> [Records from a data collection]:
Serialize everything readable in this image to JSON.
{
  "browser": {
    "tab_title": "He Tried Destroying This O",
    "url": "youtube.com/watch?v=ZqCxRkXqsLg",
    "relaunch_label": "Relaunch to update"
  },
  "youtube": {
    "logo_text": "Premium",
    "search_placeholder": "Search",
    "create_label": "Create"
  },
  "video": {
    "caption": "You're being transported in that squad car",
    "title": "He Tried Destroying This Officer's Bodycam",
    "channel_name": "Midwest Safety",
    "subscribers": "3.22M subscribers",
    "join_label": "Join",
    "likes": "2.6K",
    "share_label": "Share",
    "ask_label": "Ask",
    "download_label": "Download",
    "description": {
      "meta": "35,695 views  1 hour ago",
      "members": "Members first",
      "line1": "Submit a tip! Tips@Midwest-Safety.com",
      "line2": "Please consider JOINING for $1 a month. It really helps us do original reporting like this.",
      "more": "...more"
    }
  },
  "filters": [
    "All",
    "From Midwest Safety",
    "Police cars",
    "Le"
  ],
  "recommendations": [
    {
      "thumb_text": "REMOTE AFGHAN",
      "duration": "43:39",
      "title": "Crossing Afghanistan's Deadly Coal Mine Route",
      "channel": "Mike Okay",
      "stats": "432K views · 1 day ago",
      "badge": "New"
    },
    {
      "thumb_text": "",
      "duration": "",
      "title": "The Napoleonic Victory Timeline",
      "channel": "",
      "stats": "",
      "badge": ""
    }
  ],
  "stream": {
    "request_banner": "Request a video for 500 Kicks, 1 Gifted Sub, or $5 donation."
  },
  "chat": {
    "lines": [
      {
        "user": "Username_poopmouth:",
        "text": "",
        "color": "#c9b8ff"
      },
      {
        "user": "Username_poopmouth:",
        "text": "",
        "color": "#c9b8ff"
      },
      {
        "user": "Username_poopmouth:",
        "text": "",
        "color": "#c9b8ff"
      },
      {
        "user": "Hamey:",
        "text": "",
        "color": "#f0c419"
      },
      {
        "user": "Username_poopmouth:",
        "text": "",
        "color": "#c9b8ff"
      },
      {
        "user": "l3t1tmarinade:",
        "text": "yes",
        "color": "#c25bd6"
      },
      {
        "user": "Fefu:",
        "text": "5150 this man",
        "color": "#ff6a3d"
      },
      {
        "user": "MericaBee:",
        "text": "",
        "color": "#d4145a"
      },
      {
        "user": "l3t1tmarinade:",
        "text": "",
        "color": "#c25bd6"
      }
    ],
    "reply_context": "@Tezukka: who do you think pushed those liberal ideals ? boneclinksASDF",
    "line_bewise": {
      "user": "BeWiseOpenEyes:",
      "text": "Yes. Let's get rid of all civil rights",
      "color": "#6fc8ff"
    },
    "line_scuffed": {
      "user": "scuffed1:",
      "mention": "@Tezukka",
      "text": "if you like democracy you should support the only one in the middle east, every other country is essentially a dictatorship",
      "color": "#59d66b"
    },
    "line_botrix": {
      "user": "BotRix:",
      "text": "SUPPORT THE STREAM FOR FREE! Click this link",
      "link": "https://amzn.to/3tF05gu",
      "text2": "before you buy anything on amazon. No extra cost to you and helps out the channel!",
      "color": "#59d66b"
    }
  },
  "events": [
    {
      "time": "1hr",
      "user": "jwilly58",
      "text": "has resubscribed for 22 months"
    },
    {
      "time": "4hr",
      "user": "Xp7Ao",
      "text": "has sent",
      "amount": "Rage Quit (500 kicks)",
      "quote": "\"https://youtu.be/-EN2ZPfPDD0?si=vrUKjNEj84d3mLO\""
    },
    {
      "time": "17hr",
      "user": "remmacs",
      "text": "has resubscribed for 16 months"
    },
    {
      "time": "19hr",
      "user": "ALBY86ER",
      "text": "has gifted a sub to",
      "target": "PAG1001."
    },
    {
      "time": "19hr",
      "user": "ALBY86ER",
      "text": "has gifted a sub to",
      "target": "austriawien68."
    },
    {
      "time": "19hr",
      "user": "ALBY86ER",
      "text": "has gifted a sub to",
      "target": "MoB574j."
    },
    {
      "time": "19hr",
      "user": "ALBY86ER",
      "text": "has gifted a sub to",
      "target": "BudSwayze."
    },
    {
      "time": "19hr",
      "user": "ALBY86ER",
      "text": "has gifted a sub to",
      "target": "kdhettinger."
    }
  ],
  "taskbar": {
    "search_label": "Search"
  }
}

> [WHAT IS NEEDED]: Pull out every line of the entries that includes the word "target".

> [COMPLETE RESPONSE]:
      "target": "PAG1001."
      "target": "austriawien68."
      "target": "MoB574j."
      "target": "BudSwayze."
      "target": "kdhettinger."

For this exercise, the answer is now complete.